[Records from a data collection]

____

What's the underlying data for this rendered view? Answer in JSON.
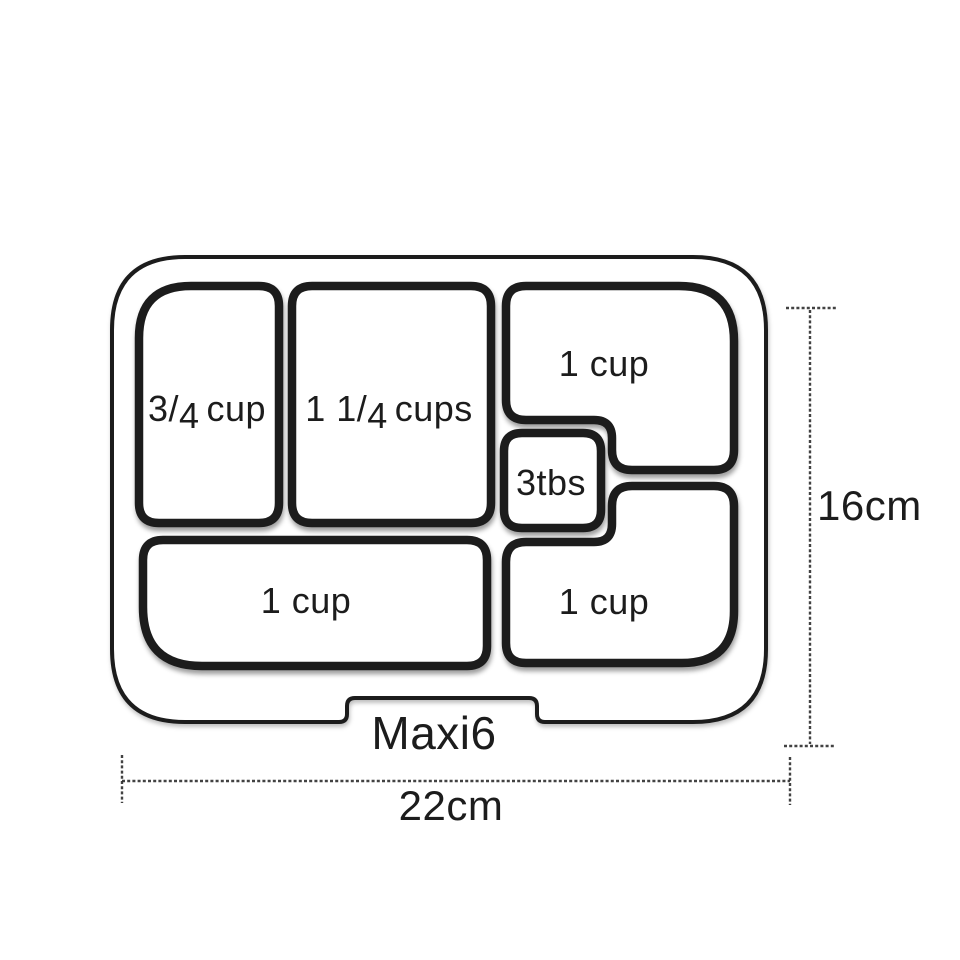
{
  "colors": {
    "line": "#1c1c1c",
    "dimension_line": "#2e2e2e",
    "background": "#ffffff"
  },
  "product": {
    "name": "Maxi6"
  },
  "dimensions": {
    "height": "16cm",
    "width": "22cm"
  },
  "compartments": [
    {
      "position": "top-left",
      "capacity": "3/4 cup",
      "parts": {
        "a": "3/",
        "b": "4",
        "c": "cup"
      }
    },
    {
      "position": "top-center",
      "capacity": "1 1/4 cups",
      "parts": {
        "a": "1 1/",
        "b": "4",
        "c": "cups"
      }
    },
    {
      "position": "top-right",
      "capacity": "1 cup"
    },
    {
      "position": "middle-small",
      "capacity": "3tbs"
    },
    {
      "position": "bottom-right",
      "capacity": "1 cup"
    },
    {
      "position": "bottom-left",
      "capacity": "1 cup"
    }
  ]
}
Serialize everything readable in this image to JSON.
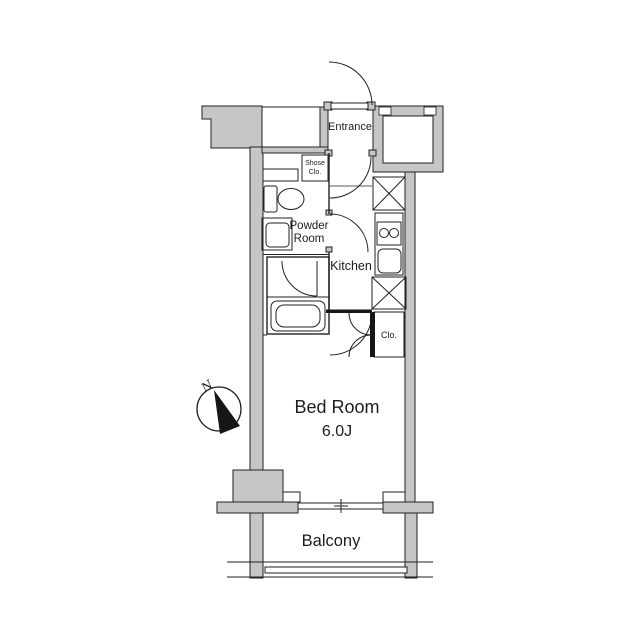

____

▶ What is asked
The listing above needs to be output again exactly. Don't include the pictures.

▶ Answer for the task
What's the underlying data for this rendered view? Answer in JSON.
{
  "colors": {
    "line": "#1c1c1c",
    "dimension_line": "#2e2e2e",
    "background": "#ffffff"
  },
  "product": {
    "name": "Maxi6"
  },
  "dimensions": {
    "height": "16cm",
    "width": "22cm"
  },
  "compartments": [
    {
      "position": "top-left",
      "capacity": "3/4 cup",
      "parts": {
        "a": "3/",
        "b": "4",
        "c": "cup"
      }
    },
    {
      "position": "top-center",
      "capacity": "1 1/4 cups",
      "parts": {
        "a": "1 1/",
        "b": "4",
        "c": "cups"
      }
    },
    {
      "position": "top-right",
      "capacity": "1 cup"
    },
    {
      "position": "middle-small",
      "capacity": "3tbs"
    },
    {
      "position": "bottom-right",
      "capacity": "1 cup"
    },
    {
      "position": "bottom-left",
      "capacity": "1 cup"
    }
  ]
}
Serialize everything readable in this image to JSON.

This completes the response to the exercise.